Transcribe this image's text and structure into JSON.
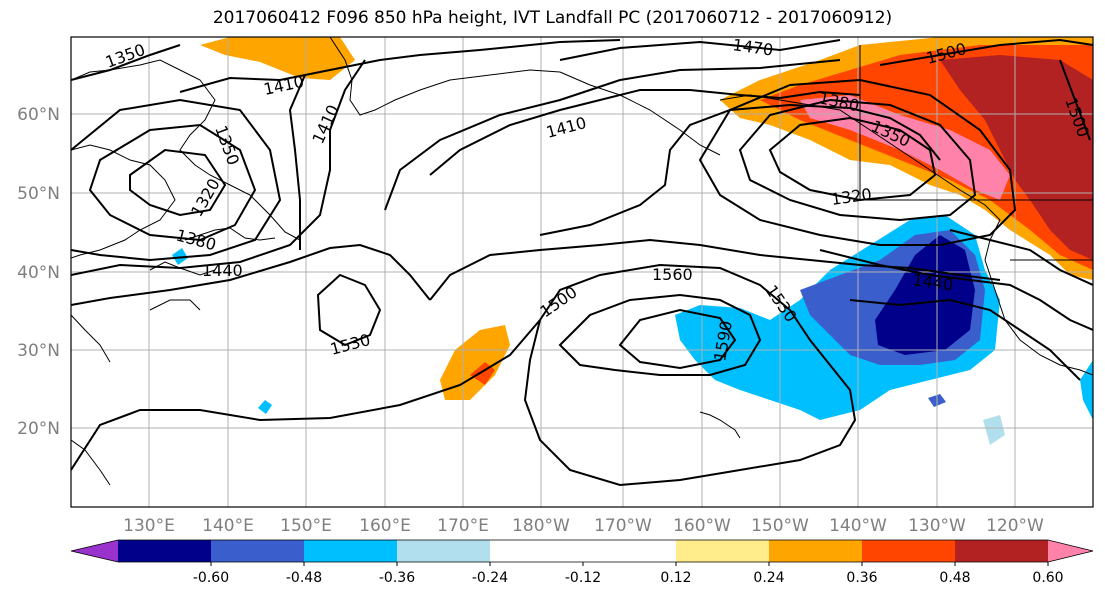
{
  "title": "2017060412 F096 850 hPa height, IVT Landfall PC (2017060712 - 2017060912)",
  "lat_labels": [
    "60°N",
    "50°N",
    "40°N",
    "30°N",
    "20°N"
  ],
  "lon_labels": [
    "130°E",
    "140°E",
    "150°E",
    "160°E",
    "170°E",
    "180°W",
    "170°W",
    "160°W",
    "150°W",
    "140°W",
    "130°W",
    "120°W"
  ],
  "colorbar": {
    "colors": [
      "#9a32cd",
      "#00008b",
      "#3a5fcd",
      "#00bfff",
      "#b2dfee",
      "#ffffff",
      "#ffffff",
      "#ffec8b",
      "#ffa500",
      "#ff4500",
      "#b22222",
      "#ff82ab"
    ],
    "tick_labels": [
      "-0.60",
      "-0.48",
      "-0.36",
      "-0.24",
      "-0.12",
      "0.12",
      "0.24",
      "0.36",
      "0.48",
      "0.60"
    ]
  },
  "contour_labels": [
    "1350",
    "1410",
    "1470",
    "1500",
    "1380",
    "1350",
    "1410",
    "1320",
    "1380",
    "1440",
    "1560",
    "1500",
    "1530",
    "1590",
    "1530",
    "1440",
    "1320",
    "1350",
    "1410",
    "1500"
  ],
  "colors": {
    "grid": "#b0b0b0",
    "axis_label": "#7f7f7f",
    "contour": "#000000",
    "land": "#000000"
  }
}
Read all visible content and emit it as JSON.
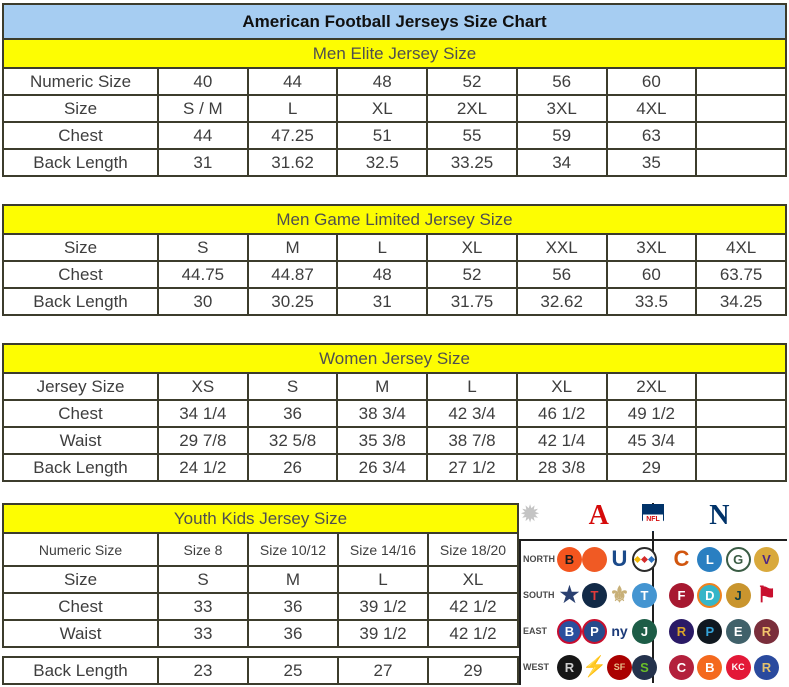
{
  "title": "American Football Jerseys Size Chart",
  "colors": {
    "title_bg": "#a6cdf2",
    "section_bg": "#fdfd02",
    "border": "#3c3c2c",
    "afc_red": "#d50a0a",
    "nfc_blue": "#013369"
  },
  "tables": {
    "men_elite": {
      "title": "Men Elite Jersey Size",
      "rows": [
        {
          "label": "Numeric Size",
          "values": [
            "40",
            "44",
            "48",
            "52",
            "56",
            "60",
            ""
          ]
        },
        {
          "label": "Size",
          "values": [
            "S / M",
            "L",
            "XL",
            "2XL",
            "3XL",
            "4XL",
            ""
          ]
        },
        {
          "label": "Chest",
          "values": [
            "44",
            "47.25",
            "51",
            "55",
            "59",
            "63",
            ""
          ]
        },
        {
          "label": "Back Length",
          "values": [
            "31",
            "31.62",
            "32.5",
            "33.25",
            "34",
            "35",
            ""
          ]
        }
      ]
    },
    "men_game": {
      "title": "Men Game Limited Jersey Size",
      "rows": [
        {
          "label": "Size",
          "values": [
            "S",
            "M",
            "L",
            "XL",
            "XXL",
            "3XL",
            "4XL"
          ]
        },
        {
          "label": "Chest",
          "values": [
            "44.75",
            "44.87",
            "48",
            "52",
            "56",
            "60",
            "63.75"
          ]
        },
        {
          "label": "Back Length",
          "values": [
            "30",
            "30.25",
            "31",
            "31.75",
            "32.62",
            "33.5",
            "34.25"
          ]
        }
      ]
    },
    "women": {
      "title": "Women Jersey Size",
      "rows": [
        {
          "label": "Jersey Size",
          "values": [
            "XS",
            "S",
            "M",
            "L",
            "XL",
            "2XL",
            ""
          ]
        },
        {
          "label": "Chest",
          "values": [
            "34 1/4",
            "36",
            "38 3/4",
            "42 3/4",
            "46 1/2",
            "49 1/2",
            ""
          ]
        },
        {
          "label": "Waist",
          "values": [
            "29 7/8",
            "32 5/8",
            "35 3/8",
            "38 7/8",
            "42 1/4",
            "45 3/4",
            ""
          ]
        },
        {
          "label": "Back Length",
          "values": [
            "24 1/2",
            "26",
            "26 3/4",
            "27 1/2",
            "28 3/8",
            "29",
            ""
          ]
        }
      ]
    },
    "youth": {
      "title": "Youth Kids Jersey Size",
      "rows": [
        {
          "label": "Numeric Size",
          "values": [
            "Size 8",
            "Size 10/12",
            "Size 14/16",
            "Size 18/20"
          ],
          "small": true
        },
        {
          "label": "Size",
          "values": [
            "S",
            "M",
            "L",
            "XL"
          ]
        },
        {
          "label": "Chest",
          "values": [
            "33",
            "36",
            "39 1/2",
            "42 1/2"
          ]
        },
        {
          "label": "Waist",
          "values": [
            "33",
            "36",
            "39 1/2",
            "42 1/2"
          ]
        }
      ]
    },
    "youth_back": {
      "rows": [
        {
          "label": "Back Length",
          "values": [
            "23",
            "25",
            "27",
            "29"
          ]
        }
      ]
    }
  },
  "nfl_panel": {
    "starburst": "✹",
    "afc": "A",
    "shield": "NFL",
    "nfc": "N",
    "divisions": [
      {
        "label": "NORTH",
        "afc": [
          {
            "team": "bengals",
            "label": "B",
            "bg": "#f4551e",
            "fg": "#1a1a1a"
          },
          {
            "team": "browns",
            "label": "",
            "bg": "#f05a24",
            "fg": "#ffffff"
          },
          {
            "team": "colts",
            "label": "U",
            "shape": "glyph",
            "fg": "#1b4a8a"
          },
          {
            "team": "steelers",
            "label": "",
            "bg": "#ffffff",
            "fg": "#333333",
            "border": "#2b2b2b",
            "dots": [
              "#f2b705",
              "#d42a2a",
              "#2a6ebb"
            ]
          }
        ],
        "nfc": [
          {
            "team": "bears",
            "label": "C",
            "shape": "glyph",
            "fg": "#d1560f"
          },
          {
            "team": "lions",
            "label": "L",
            "bg": "#2a7fc1",
            "fg": "#ffffff"
          },
          {
            "team": "packers",
            "label": "G",
            "bg": "#ffffff",
            "fg": "#3a5c44",
            "border": "#3a5c44"
          },
          {
            "team": "vikings",
            "label": "V",
            "bg": "#d9a93c",
            "fg": "#4f2683"
          }
        ]
      },
      {
        "label": "SOUTH",
        "afc": [
          {
            "team": "cowboys",
            "label": "★",
            "shape": "glyph",
            "fg": "#2a4070"
          },
          {
            "team": "texans",
            "label": "T",
            "bg": "#122a47",
            "fg": "#e23b3b"
          },
          {
            "team": "saints",
            "label": "⚜",
            "shape": "glyph",
            "fg": "#c8b078"
          },
          {
            "team": "titans",
            "label": "T",
            "bg": "#4495d1",
            "fg": "#ffffff"
          }
        ],
        "nfc": [
          {
            "team": "falcons",
            "label": "F",
            "bg": "#a71930",
            "fg": "#ffffff"
          },
          {
            "team": "dolphins",
            "label": "D",
            "bg": "#36b5c8",
            "fg": "#ffffff",
            "border": "#f0821e"
          },
          {
            "team": "jaguars",
            "label": "J",
            "bg": "#c9952e",
            "fg": "#0d3b44"
          },
          {
            "team": "buccaneers",
            "label": "⚑",
            "shape": "glyph",
            "fg": "#c8102e"
          }
        ]
      },
      {
        "label": "EAST",
        "afc": [
          {
            "team": "bills",
            "label": "B",
            "bg": "#2a4f9e",
            "fg": "#ffffff",
            "border": "#c60c30"
          },
          {
            "team": "patriots",
            "label": "P",
            "bg": "#264b8c",
            "fg": "#ffffff",
            "border": "#c8102e"
          },
          {
            "team": "giants",
            "label": "ny",
            "shape": "glyph",
            "fg": "#1b3a78",
            "size": "14"
          },
          {
            "team": "jets",
            "label": "J",
            "bg": "#1d5d47",
            "fg": "#ffffff"
          }
        ],
        "nfc": [
          {
            "team": "ravens",
            "label": "R",
            "bg": "#2a1a66",
            "fg": "#d7a22a"
          },
          {
            "team": "panthers",
            "label": "P",
            "bg": "#101820",
            "fg": "#35a3d9"
          },
          {
            "team": "eagles",
            "label": "E",
            "bg": "#40616a",
            "fg": "#ffffff"
          },
          {
            "team": "redskins",
            "label": "R",
            "bg": "#7a2e3b",
            "fg": "#f2c36b"
          }
        ]
      },
      {
        "label": "WEST",
        "afc": [
          {
            "team": "raiders",
            "label": "R",
            "bg": "#161616",
            "fg": "#cfcfcf"
          },
          {
            "team": "chargers",
            "label": "⚡",
            "shape": "glyph",
            "fg": "#f2b705",
            "size": "20"
          },
          {
            "team": "49ers",
            "label": "SF",
            "bg": "#aa0000",
            "fg": "#e8c08a",
            "size": "9"
          },
          {
            "team": "seahawks",
            "label": "S",
            "bg": "#24324c",
            "fg": "#69be28"
          }
        ],
        "nfc": [
          {
            "team": "cardinals",
            "label": "C",
            "bg": "#b3203c",
            "fg": "#ffffff"
          },
          {
            "team": "broncos",
            "label": "B",
            "bg": "#f4691e",
            "fg": "#ffffff"
          },
          {
            "team": "chiefs",
            "label": "KC",
            "bg": "#e31837",
            "fg": "#ffffff",
            "size": "9"
          },
          {
            "team": "rams",
            "label": "R",
            "bg": "#2a4a9e",
            "fg": "#e2c06e"
          }
        ]
      }
    ]
  }
}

________________________

Task requirements »
Out of the preceding entries, pull every line containing the string "border".

Answer for this exercise »
    "border": "#3c3c2c",
            "border": "#2b2b2b",
            "border": "#3a5c44"
            "border": "#f0821e"
            "border": "#c60c30"
            "border": "#c8102e"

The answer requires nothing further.